### Data section
○ ○ ○ ○

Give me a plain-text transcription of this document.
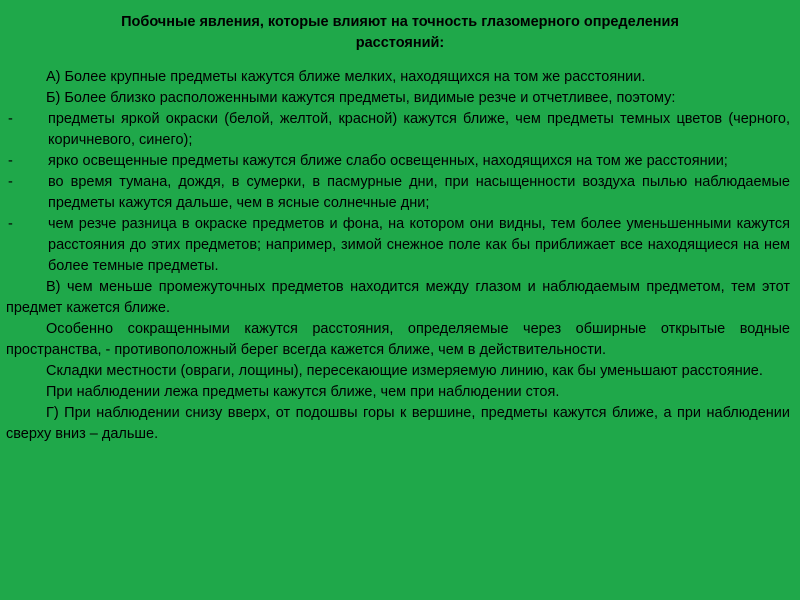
Побочные явления, которые влияют на точность глазомерного определения расстояний:

А) Более крупные предметы кажутся ближе мелких, находящихся на том же расстоянии.

Б) Более близко расположенными кажутся предметы, видимые резче и отчетливее, поэтому:

- предметы яркой окраски (белой, желтой, красной) кажутся ближе, чем предметы темных цветов (черного, коричневого, синего);
- ярко освещенные предметы кажутся ближе слабо освещенных, находящихся на том же расстоянии;
- во время тумана, дождя, в сумерки, в пасмурные дни, при насыщенности воздуха пылью наблюдаемые предметы кажутся дальше, чем в ясные солнечные дни;
- чем резче разница в окраске предметов и фона, на котором они видны, тем более уменьшенными кажутся расстояния до этих предметов; например, зимой снежное поле как бы приближает все находящиеся на нем более темные предметы.

В) чем меньше промежуточных предметов находится между глазом и наблюдаемым предметом, тем этот предмет кажется ближе.

Особенно сокращенными кажутся расстояния, определяемые через обширные открытые водные пространства, - противоположный берег всегда кажется ближе, чем в действительности.

Складки местности (овраги, лощины), пересекающие измеряемую линию, как бы уменьшают расстояние.

При наблюдении лежа предметы кажутся ближе, чем при наблюдении стоя.

Г) При наблюдении снизу вверх, от подошвы горы к вершине, предметы кажутся ближе, а при наблюдении сверху вниз – дальше.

○ ○ ○ ○

### Goal of the exercise
Find the word "кажется" in the entries above and gather every line that holds it.

### Written solution
В) чем меньше промежуточных предметов находится между глазом и наблюдаемым предметом, тем этот предмет кажется ближе.
Особенно сокращенными кажутся расстояния, определяемые через обширные открытые водные пространства, - противоположный берег всегда кажется ближе, чем в действительности.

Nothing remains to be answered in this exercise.